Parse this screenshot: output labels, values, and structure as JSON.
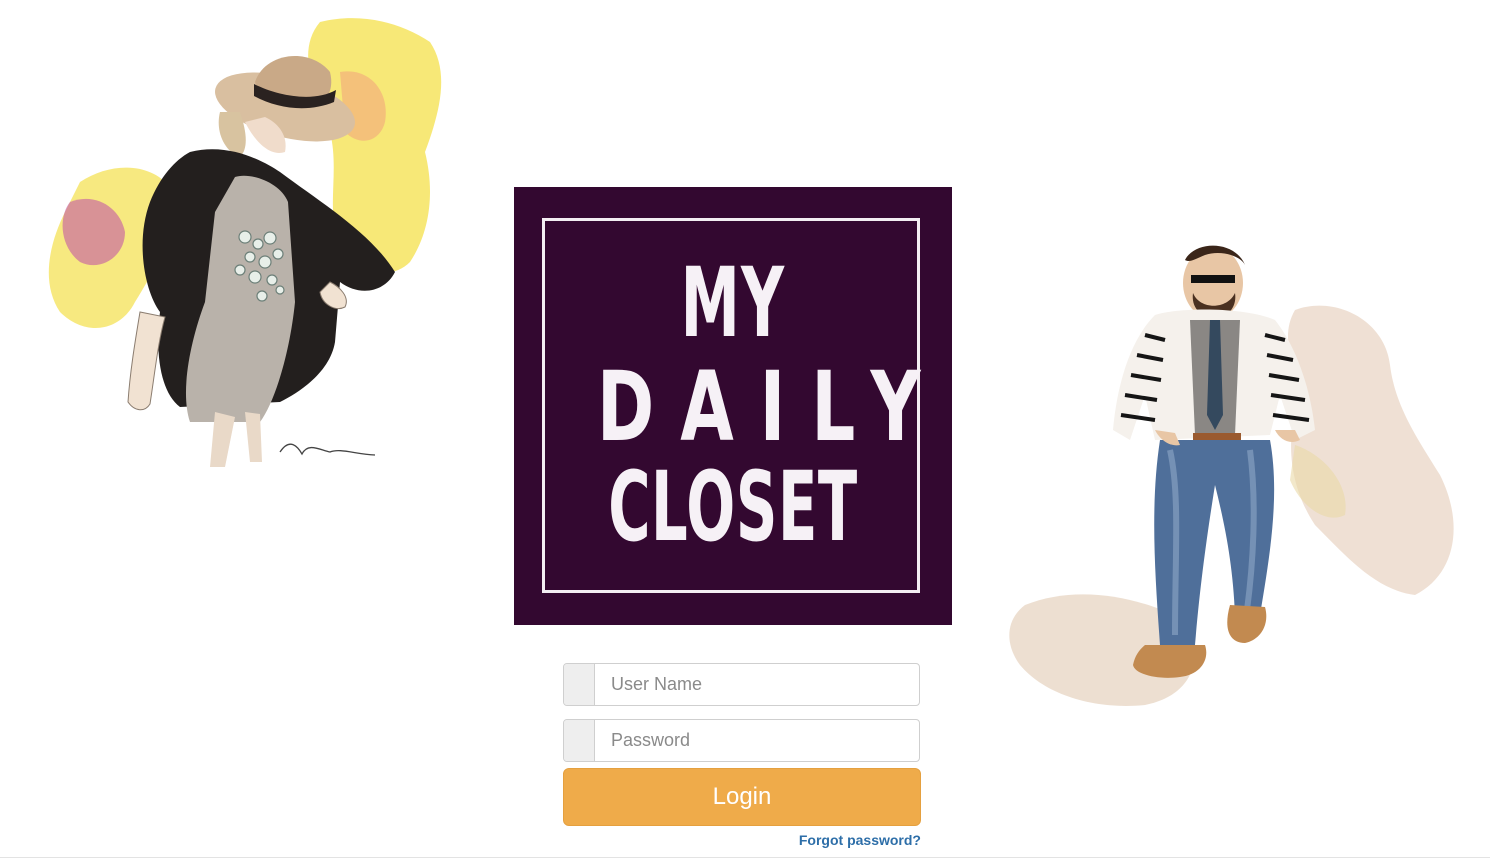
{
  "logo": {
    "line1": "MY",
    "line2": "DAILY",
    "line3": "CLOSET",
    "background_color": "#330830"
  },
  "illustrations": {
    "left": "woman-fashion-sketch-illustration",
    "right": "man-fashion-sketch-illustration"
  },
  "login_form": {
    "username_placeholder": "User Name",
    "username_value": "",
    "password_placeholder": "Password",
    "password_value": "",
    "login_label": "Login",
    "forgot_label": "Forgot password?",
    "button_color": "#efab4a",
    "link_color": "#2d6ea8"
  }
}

---

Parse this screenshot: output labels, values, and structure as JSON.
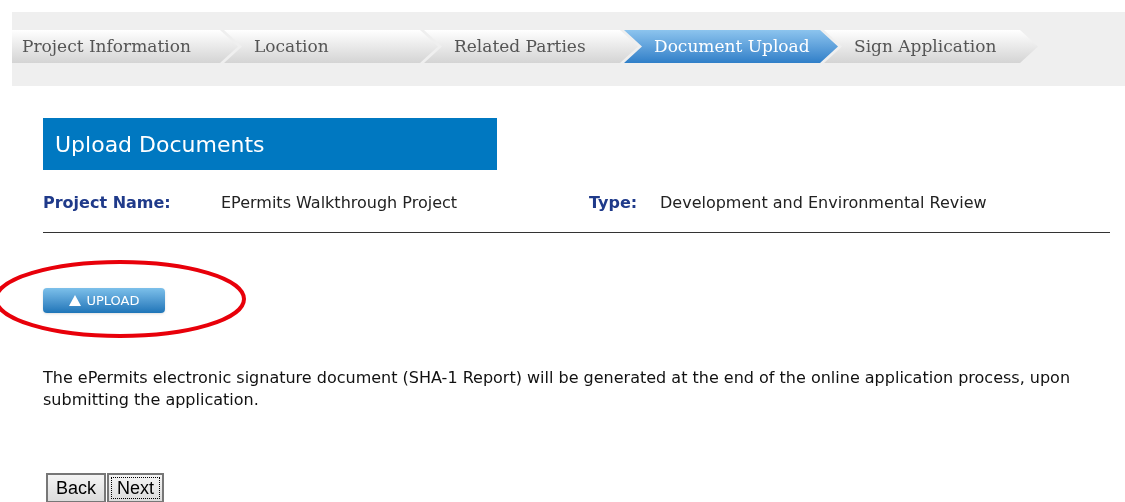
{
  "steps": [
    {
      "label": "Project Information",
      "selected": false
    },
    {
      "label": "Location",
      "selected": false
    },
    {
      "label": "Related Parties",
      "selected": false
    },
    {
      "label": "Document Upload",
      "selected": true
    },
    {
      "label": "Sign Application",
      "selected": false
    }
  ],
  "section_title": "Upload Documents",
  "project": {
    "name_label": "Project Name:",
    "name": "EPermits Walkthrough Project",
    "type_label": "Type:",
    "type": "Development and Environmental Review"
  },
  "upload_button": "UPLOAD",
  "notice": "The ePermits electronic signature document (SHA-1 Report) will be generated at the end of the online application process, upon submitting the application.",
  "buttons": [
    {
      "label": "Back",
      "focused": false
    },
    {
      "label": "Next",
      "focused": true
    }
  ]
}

[CHALLENGE] Lines containing the string "fashion" are to be selected and copied.

[ANSWER FOR THE TASK]
    "left": "woman-fashion-sketch-illustration",
    "right": "man-fashion-sketch-illustration"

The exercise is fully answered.